A block of data:

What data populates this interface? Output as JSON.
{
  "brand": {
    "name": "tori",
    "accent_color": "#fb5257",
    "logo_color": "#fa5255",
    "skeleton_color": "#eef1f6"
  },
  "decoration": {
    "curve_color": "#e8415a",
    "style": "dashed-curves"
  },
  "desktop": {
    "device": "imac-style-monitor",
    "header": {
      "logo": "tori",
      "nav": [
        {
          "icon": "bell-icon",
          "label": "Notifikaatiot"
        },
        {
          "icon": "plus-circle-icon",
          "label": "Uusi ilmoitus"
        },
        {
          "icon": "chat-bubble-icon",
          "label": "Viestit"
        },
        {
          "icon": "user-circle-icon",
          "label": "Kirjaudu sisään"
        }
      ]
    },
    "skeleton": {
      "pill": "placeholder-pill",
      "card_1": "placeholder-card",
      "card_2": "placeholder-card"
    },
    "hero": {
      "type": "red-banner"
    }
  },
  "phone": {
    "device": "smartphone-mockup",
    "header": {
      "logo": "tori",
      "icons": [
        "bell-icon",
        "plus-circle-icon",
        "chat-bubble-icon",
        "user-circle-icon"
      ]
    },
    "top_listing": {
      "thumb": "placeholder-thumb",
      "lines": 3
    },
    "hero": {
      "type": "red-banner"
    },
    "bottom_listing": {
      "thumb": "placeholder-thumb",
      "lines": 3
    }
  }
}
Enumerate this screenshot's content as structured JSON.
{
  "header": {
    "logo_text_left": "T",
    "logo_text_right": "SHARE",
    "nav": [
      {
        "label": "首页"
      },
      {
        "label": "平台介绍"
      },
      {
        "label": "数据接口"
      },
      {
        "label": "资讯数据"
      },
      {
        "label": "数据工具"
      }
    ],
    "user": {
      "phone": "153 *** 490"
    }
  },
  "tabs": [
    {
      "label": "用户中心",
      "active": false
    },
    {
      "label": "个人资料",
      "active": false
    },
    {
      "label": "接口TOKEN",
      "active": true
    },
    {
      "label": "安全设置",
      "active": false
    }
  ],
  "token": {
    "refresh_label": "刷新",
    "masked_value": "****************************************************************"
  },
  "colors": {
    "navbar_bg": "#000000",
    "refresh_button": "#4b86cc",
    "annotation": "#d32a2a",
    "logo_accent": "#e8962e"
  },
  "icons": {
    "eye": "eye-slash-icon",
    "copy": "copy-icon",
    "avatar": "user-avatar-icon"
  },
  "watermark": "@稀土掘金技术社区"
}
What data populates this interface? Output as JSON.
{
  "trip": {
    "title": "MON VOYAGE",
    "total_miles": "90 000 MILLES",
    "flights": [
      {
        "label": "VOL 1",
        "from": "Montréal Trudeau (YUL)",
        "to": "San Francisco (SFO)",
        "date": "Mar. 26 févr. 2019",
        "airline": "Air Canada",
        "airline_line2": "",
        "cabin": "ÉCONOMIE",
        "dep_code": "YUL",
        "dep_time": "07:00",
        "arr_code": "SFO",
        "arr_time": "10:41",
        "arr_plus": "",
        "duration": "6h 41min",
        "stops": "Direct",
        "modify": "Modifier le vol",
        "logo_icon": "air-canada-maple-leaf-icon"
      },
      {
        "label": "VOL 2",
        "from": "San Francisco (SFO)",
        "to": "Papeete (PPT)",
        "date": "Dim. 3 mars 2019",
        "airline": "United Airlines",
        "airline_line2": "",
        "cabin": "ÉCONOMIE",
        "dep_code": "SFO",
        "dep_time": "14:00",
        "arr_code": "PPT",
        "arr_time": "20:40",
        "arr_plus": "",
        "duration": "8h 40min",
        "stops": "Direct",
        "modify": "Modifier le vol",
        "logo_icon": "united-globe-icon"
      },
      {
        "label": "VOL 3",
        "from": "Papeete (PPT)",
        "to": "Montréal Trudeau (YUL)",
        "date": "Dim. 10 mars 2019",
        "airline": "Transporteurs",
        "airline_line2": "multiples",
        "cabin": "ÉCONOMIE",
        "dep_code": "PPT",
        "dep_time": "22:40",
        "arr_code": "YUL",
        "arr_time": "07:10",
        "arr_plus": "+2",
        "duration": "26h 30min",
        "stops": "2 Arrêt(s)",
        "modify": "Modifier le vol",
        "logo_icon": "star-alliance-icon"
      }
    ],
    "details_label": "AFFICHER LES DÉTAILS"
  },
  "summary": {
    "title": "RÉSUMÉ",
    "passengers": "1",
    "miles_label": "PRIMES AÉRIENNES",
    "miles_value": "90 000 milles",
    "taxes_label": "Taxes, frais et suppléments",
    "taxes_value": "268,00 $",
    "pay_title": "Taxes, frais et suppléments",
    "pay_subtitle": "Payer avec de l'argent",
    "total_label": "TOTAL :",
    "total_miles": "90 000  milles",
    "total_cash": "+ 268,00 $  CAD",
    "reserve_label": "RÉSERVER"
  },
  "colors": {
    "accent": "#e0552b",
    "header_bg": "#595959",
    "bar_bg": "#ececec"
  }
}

■ **WHAT IS REQUIRED**: Give the complete listing a second time, exactly as it reads.

■ **FINAL RESULT**:
What data populates this interface? Output as JSON.
{
  "brand": {
    "name": "tori",
    "accent_color": "#fb5257",
    "logo_color": "#fa5255",
    "skeleton_color": "#eef1f6"
  },
  "decoration": {
    "curve_color": "#e8415a",
    "style": "dashed-curves"
  },
  "desktop": {
    "device": "imac-style-monitor",
    "header": {
      "logo": "tori",
      "nav": [
        {
          "icon": "bell-icon",
          "label": "Notifikaatiot"
        },
        {
          "icon": "plus-circle-icon",
          "label": "Uusi ilmoitus"
        },
        {
          "icon": "chat-bubble-icon",
          "label": "Viestit"
        },
        {
          "icon": "user-circle-icon",
          "label": "Kirjaudu sisään"
        }
      ]
    },
    "skeleton": {
      "pill": "placeholder-pill",
      "card_1": "placeholder-card",
      "card_2": "placeholder-card"
    },
    "hero": {
      "type": "red-banner"
    }
  },
  "phone": {
    "device": "smartphone-mockup",
    "header": {
      "logo": "tori",
      "icons": [
        "bell-icon",
        "plus-circle-icon",
        "chat-bubble-icon",
        "user-circle-icon"
      ]
    },
    "top_listing": {
      "thumb": "placeholder-thumb",
      "lines": 3
    },
    "hero": {
      "type": "red-banner"
    },
    "bottom_listing": {
      "thumb": "placeholder-thumb",
      "lines": 3
    }
  }
}
Enumerate this screenshot's content as structured JSON.
{
  "header": {
    "logo_text_left": "T",
    "logo_text_right": "SHARE",
    "nav": [
      {
        "label": "首页"
      },
      {
        "label": "平台介绍"
      },
      {
        "label": "数据接口"
      },
      {
        "label": "资讯数据"
      },
      {
        "label": "数据工具"
      }
    ],
    "user": {
      "phone": "153 *** 490"
    }
  },
  "tabs": [
    {
      "label": "用户中心",
      "active": false
    },
    {
      "label": "个人资料",
      "active": false
    },
    {
      "label": "接口TOKEN",
      "active": true
    },
    {
      "label": "安全设置",
      "active": false
    }
  ],
  "token": {
    "refresh_label": "刷新",
    "masked_value": "****************************************************************"
  },
  "colors": {
    "navbar_bg": "#000000",
    "refresh_button": "#4b86cc",
    "annotation": "#d32a2a",
    "logo_accent": "#e8962e"
  },
  "icons": {
    "eye": "eye-slash-icon",
    "copy": "copy-icon",
    "avatar": "user-avatar-icon"
  },
  "watermark": "@稀土掘金技术社区"
}
What data populates this interface? Output as JSON.
{
  "trip": {
    "title": "MON VOYAGE",
    "total_miles": "90 000 MILLES",
    "flights": [
      {
        "label": "VOL 1",
        "from": "Montréal Trudeau (YUL)",
        "to": "San Francisco (SFO)",
        "date": "Mar. 26 févr. 2019",
        "airline": "Air Canada",
        "airline_line2": "",
        "cabin": "ÉCONOMIE",
        "dep_code": "YUL",
        "dep_time": "07:00",
        "arr_code": "SFO",
        "arr_time": "10:41",
        "arr_plus": "",
        "duration": "6h 41min",
        "stops": "Direct",
        "modify": "Modifier le vol",
        "logo_icon": "air-canada-maple-leaf-icon"
      },
      {
        "label": "VOL 2",
        "from": "San Francisco (SFO)",
        "to": "Papeete (PPT)",
        "date": "Dim. 3 mars 2019",
        "airline": "United Airlines",
        "airline_line2": "",
        "cabin": "ÉCONOMIE",
        "dep_code": "SFO",
        "dep_time": "14:00",
        "arr_code": "PPT",
        "arr_time": "20:40",
        "arr_plus": "",
        "duration": "8h 40min",
        "stops": "Direct",
        "modify": "Modifier le vol",
        "logo_icon": "united-globe-icon"
      },
      {
        "label": "VOL 3",
        "from": "Papeete (PPT)",
        "to": "Montréal Trudeau (YUL)",
        "date": "Dim. 10 mars 2019",
        "airline": "Transporteurs",
        "airline_line2": "multiples",
        "cabin": "ÉCONOMIE",
        "dep_code": "PPT",
        "dep_time": "22:40",
        "arr_code": "YUL",
        "arr_time": "07:10",
        "arr_plus": "+2",
        "duration": "26h 30min",
        "stops": "2 Arrêt(s)",
        "modify": "Modifier le vol",
        "logo_icon": "star-alliance-icon"
      }
    ],
    "details_label": "AFFICHER LES DÉTAILS"
  },
  "summary": {
    "title": "RÉSUMÉ",
    "passengers": "1",
    "miles_label": "PRIMES AÉRIENNES",
    "miles_value": "90 000 milles",
    "taxes_label": "Taxes, frais et suppléments",
    "taxes_value": "268,00 $",
    "pay_title": "Taxes, frais et suppléments",
    "pay_subtitle": "Payer avec de l'argent",
    "total_label": "TOTAL :",
    "total_miles": "90 000  milles",
    "total_cash": "+ 268,00 $  CAD",
    "reserve_label": "RÉSERVER"
  },
  "colors": {
    "accent": "#e0552b",
    "header_bg": "#595959",
    "bar_bg": "#ececec"
  }
}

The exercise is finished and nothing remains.